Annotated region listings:
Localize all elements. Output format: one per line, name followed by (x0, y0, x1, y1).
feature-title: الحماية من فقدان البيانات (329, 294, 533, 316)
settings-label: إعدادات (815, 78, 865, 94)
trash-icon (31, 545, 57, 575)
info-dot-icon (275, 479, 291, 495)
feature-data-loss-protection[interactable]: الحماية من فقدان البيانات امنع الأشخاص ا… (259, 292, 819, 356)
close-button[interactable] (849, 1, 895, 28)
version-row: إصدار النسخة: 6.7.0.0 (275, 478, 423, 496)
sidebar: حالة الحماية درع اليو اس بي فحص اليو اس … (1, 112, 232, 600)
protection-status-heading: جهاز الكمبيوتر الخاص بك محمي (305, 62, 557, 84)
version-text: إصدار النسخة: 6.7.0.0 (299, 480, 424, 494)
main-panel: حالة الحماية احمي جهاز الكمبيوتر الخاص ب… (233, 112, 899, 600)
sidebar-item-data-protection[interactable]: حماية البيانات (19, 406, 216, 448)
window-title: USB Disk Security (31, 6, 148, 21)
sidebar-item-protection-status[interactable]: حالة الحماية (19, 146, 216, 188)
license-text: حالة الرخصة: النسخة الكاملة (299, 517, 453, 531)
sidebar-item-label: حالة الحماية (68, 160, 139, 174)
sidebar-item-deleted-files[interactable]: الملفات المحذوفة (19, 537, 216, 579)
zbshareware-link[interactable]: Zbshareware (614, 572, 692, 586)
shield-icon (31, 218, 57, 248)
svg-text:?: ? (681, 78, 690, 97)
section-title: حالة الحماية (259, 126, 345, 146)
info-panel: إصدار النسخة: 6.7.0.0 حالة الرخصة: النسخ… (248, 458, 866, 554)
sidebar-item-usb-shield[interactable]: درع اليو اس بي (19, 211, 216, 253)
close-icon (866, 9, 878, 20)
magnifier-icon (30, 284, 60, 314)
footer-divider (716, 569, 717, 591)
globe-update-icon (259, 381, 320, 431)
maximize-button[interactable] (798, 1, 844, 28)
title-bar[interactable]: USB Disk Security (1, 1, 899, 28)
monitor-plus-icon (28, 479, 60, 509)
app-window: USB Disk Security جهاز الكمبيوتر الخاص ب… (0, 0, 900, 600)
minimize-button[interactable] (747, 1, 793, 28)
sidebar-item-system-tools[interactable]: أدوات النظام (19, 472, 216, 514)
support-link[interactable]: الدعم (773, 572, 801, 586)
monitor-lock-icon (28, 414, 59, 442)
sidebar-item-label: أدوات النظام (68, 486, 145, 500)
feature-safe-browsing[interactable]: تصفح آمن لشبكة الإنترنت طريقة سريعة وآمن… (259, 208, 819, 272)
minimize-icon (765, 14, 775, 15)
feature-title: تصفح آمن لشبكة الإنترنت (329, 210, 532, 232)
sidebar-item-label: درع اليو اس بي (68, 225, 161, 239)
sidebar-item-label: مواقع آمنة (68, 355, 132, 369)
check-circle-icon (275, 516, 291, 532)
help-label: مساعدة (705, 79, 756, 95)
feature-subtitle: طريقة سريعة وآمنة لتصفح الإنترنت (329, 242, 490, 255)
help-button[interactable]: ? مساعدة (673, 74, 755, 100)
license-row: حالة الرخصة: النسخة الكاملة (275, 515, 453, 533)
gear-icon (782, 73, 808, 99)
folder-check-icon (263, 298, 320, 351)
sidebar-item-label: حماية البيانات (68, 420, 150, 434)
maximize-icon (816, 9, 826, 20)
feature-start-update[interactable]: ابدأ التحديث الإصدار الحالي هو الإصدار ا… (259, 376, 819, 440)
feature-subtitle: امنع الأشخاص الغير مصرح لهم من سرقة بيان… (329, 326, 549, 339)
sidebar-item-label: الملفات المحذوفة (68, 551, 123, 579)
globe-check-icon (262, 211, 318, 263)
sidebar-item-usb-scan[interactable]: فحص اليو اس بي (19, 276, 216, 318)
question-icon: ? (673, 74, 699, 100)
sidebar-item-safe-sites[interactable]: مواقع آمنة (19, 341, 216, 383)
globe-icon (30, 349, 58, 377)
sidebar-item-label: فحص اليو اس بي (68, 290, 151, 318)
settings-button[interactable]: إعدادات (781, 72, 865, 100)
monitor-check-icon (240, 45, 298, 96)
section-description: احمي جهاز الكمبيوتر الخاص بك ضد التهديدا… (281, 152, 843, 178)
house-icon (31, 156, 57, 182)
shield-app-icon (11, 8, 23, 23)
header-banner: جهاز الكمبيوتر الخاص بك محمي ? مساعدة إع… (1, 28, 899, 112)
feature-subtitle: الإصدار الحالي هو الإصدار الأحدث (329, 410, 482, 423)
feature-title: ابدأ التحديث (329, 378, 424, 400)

(DIRECTION):
Rewrite the records above, swapping every "Localize" for "Locate" and leaving everything else unchanged.

(WRITTEN SOLUTION):
Locate all elements. Output format: one per line, name followed by (x0, y0, x1, y1).
feature-title: الحماية من فقدان البيانات (329, 294, 533, 316)
settings-label: إعدادات (815, 78, 865, 94)
trash-icon (31, 545, 57, 575)
info-dot-icon (275, 479, 291, 495)
feature-data-loss-protection[interactable]: الحماية من فقدان البيانات امنع الأشخاص ا… (259, 292, 819, 356)
close-button[interactable] (849, 1, 895, 28)
version-row: إصدار النسخة: 6.7.0.0 (275, 478, 423, 496)
sidebar: حالة الحماية درع اليو اس بي فحص اليو اس … (1, 112, 232, 600)
protection-status-heading: جهاز الكمبيوتر الخاص بك محمي (305, 62, 557, 84)
version-text: إصدار النسخة: 6.7.0.0 (299, 480, 424, 494)
main-panel: حالة الحماية احمي جهاز الكمبيوتر الخاص ب… (233, 112, 899, 600)
sidebar-item-data-protection[interactable]: حماية البيانات (19, 406, 216, 448)
window-title: USB Disk Security (31, 6, 148, 21)
sidebar-item-protection-status[interactable]: حالة الحماية (19, 146, 216, 188)
license-text: حالة الرخصة: النسخة الكاملة (299, 517, 453, 531)
sidebar-item-label: حالة الحماية (68, 160, 139, 174)
sidebar-item-deleted-files[interactable]: الملفات المحذوفة (19, 537, 216, 579)
zbshareware-link[interactable]: Zbshareware (614, 572, 692, 586)
shield-icon (31, 218, 57, 248)
svg-text:?: ? (681, 78, 690, 97)
section-title: حالة الحماية (259, 126, 345, 146)
info-panel: إصدار النسخة: 6.7.0.0 حالة الرخصة: النسخ… (248, 458, 866, 554)
sidebar-item-usb-shield[interactable]: درع اليو اس بي (19, 211, 216, 253)
close-icon (866, 9, 878, 20)
magnifier-icon (30, 284, 60, 314)
footer-divider (716, 569, 717, 591)
globe-update-icon (259, 381, 320, 431)
maximize-button[interactable] (798, 1, 844, 28)
title-bar[interactable]: USB Disk Security (1, 1, 899, 28)
monitor-plus-icon (28, 479, 60, 509)
app-window: USB Disk Security جهاز الكمبيوتر الخاص ب… (0, 0, 900, 600)
minimize-button[interactable] (747, 1, 793, 28)
sidebar-item-system-tools[interactable]: أدوات النظام (19, 472, 216, 514)
support-link[interactable]: الدعم (773, 572, 801, 586)
monitor-lock-icon (28, 414, 59, 442)
sidebar-item-label: أدوات النظام (68, 486, 145, 500)
feature-safe-browsing[interactable]: تصفح آمن لشبكة الإنترنت طريقة سريعة وآمن… (259, 208, 819, 272)
minimize-icon (765, 14, 775, 15)
feature-title: تصفح آمن لشبكة الإنترنت (329, 210, 532, 232)
sidebar-item-label: درع اليو اس بي (68, 225, 161, 239)
sidebar-item-label: مواقع آمنة (68, 355, 132, 369)
check-circle-icon (275, 516, 291, 532)
help-label: مساعدة (705, 79, 756, 95)
feature-subtitle: طريقة سريعة وآمنة لتصفح الإنترنت (329, 242, 490, 255)
help-button[interactable]: ? مساعدة (673, 74, 755, 100)
license-row: حالة الرخصة: النسخة الكاملة (275, 515, 453, 533)
gear-icon (782, 73, 808, 99)
folder-check-icon (263, 298, 320, 351)
sidebar-item-label: حماية البيانات (68, 420, 150, 434)
maximize-icon (816, 9, 826, 20)
feature-start-update[interactable]: ابدأ التحديث الإصدار الحالي هو الإصدار ا… (259, 376, 819, 440)
feature-subtitle: امنع الأشخاص الغير مصرح لهم من سرقة بيان… (329, 326, 549, 339)
sidebar-item-label: الملفات المحذوفة (68, 551, 123, 579)
globe-check-icon (262, 211, 318, 263)
sidebar-item-usb-scan[interactable]: فحص اليو اس بي (19, 276, 216, 318)
question-icon: ? (673, 74, 699, 100)
sidebar-item-safe-sites[interactable]: مواقع آمنة (19, 341, 216, 383)
globe-icon (30, 349, 58, 377)
sidebar-item-label: فحص اليو اس بي (68, 290, 151, 318)
settings-button[interactable]: إعدادات (781, 72, 865, 100)
monitor-check-icon (240, 45, 298, 96)
section-description: احمي جهاز الكمبيوتر الخاص بك ضد التهديدا… (281, 152, 843, 178)
house-icon (31, 156, 57, 182)
shield-app-icon (11, 8, 23, 23)
header-banner: جهاز الكمبيوتر الخاص بك محمي ? مساعدة إع… (1, 28, 899, 112)
feature-subtitle: الإصدار الحالي هو الإصدار الأحدث (329, 410, 482, 423)
feature-title: ابدأ التحديث (329, 378, 424, 400)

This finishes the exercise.